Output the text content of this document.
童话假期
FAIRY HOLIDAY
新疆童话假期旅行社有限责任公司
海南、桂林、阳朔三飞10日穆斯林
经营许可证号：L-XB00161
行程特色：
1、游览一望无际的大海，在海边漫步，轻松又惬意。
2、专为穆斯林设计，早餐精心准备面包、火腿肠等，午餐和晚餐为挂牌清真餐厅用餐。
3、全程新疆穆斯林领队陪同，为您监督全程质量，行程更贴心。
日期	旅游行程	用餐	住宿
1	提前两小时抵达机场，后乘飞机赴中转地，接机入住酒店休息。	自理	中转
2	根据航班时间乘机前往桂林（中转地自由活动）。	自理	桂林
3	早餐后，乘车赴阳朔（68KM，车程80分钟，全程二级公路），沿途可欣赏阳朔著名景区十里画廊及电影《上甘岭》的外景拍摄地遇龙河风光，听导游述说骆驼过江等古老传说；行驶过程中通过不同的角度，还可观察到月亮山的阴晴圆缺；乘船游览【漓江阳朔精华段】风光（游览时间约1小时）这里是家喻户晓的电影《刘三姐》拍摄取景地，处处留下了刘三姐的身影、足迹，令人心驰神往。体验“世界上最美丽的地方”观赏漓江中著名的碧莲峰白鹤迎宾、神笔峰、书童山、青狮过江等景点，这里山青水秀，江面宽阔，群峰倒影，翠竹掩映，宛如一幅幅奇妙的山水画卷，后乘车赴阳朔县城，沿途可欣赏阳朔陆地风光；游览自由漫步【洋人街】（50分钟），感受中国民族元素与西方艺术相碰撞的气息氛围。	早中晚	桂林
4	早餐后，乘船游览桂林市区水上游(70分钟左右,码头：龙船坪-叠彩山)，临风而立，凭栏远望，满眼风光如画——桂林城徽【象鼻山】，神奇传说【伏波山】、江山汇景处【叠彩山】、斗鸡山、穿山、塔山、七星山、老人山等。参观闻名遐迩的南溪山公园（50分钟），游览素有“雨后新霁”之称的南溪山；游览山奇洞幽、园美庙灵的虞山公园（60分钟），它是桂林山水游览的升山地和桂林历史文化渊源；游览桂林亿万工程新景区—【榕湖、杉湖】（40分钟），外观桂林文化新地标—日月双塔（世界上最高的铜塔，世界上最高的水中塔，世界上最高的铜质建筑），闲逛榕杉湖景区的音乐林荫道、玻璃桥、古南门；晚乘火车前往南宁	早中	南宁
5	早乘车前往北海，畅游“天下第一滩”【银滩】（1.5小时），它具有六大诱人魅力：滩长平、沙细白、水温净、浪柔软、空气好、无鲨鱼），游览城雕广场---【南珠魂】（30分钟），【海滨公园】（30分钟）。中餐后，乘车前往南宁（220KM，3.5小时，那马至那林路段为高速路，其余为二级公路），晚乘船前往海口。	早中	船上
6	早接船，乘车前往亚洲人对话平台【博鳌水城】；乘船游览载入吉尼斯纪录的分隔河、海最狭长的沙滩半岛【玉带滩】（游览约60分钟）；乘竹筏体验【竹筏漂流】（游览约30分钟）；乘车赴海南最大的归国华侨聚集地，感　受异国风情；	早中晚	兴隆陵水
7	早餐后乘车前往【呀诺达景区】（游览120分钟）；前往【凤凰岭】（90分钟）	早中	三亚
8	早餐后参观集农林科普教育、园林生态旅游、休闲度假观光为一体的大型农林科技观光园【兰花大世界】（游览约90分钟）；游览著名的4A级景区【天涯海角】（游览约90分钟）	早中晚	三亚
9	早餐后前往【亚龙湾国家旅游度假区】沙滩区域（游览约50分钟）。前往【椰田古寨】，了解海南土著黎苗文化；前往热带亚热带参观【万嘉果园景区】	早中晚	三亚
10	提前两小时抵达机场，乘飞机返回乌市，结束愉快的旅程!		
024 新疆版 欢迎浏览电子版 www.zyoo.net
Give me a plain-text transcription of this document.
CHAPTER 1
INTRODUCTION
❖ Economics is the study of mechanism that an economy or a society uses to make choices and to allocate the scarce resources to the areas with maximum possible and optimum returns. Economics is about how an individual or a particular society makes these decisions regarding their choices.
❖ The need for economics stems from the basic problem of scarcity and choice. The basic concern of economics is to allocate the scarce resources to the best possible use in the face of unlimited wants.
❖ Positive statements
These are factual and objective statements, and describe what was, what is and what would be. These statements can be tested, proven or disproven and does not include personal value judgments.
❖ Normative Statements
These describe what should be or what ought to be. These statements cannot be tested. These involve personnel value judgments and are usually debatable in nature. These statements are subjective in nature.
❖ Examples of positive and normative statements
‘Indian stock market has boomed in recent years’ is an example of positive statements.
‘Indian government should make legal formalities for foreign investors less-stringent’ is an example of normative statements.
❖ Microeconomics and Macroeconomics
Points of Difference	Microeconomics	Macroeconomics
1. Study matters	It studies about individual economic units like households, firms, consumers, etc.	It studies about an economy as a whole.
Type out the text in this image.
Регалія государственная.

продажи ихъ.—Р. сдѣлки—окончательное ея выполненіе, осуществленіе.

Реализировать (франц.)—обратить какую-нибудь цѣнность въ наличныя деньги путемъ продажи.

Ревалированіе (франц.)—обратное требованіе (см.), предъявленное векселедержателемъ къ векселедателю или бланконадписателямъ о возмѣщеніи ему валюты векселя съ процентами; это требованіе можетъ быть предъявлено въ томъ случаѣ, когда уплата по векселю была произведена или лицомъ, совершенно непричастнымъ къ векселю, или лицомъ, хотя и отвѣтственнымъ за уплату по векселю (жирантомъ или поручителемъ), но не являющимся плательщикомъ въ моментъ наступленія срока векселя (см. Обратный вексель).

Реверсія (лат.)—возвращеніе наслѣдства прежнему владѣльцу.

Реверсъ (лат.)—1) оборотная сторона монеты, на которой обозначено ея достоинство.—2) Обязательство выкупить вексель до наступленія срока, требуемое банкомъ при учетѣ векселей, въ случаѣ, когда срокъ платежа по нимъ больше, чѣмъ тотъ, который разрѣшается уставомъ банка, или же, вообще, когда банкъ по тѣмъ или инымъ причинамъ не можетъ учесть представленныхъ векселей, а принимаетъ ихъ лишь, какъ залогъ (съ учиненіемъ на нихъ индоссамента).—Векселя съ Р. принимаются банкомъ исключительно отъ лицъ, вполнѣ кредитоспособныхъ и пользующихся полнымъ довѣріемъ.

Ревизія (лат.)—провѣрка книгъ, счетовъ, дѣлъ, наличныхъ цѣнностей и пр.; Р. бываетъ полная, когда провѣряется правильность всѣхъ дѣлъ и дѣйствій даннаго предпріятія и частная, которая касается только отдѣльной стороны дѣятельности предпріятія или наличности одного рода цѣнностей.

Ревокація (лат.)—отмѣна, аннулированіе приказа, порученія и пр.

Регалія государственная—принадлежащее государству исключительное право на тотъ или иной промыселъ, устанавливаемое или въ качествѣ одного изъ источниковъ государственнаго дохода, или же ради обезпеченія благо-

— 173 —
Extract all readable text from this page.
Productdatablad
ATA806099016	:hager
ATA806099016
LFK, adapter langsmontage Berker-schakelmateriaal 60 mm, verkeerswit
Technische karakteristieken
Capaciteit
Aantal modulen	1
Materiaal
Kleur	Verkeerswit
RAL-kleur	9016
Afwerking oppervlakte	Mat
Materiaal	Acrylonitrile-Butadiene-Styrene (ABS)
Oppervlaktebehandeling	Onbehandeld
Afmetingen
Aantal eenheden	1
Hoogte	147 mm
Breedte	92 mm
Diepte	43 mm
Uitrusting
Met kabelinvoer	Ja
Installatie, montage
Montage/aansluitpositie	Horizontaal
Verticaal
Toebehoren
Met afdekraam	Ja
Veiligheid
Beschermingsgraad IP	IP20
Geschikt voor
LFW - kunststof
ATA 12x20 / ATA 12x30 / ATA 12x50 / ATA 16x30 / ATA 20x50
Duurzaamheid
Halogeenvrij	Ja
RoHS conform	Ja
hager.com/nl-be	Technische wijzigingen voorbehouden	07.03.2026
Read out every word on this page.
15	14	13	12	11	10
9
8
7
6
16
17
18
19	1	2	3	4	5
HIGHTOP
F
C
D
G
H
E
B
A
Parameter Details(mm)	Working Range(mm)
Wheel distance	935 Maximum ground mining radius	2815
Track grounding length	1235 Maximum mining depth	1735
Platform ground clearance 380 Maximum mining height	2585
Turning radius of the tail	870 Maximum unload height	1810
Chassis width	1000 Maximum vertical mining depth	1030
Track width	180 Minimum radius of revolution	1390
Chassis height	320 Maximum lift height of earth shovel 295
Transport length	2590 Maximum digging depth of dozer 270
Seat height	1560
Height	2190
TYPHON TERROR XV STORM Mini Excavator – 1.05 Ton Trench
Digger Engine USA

......

**What to produce**
Collect the complete line wherever the string "tested" appears in the records.

**Exercise result**
These are factual and objective statements, and describe what was, what is and what would be. These statements can be tested, proven or disproven and does not include personal value judgments.
These describe what should be or what ought to be. These statements cannot be tested. These involve personnel value judgments and are usually debatable in nature. These statements are subjective in nature.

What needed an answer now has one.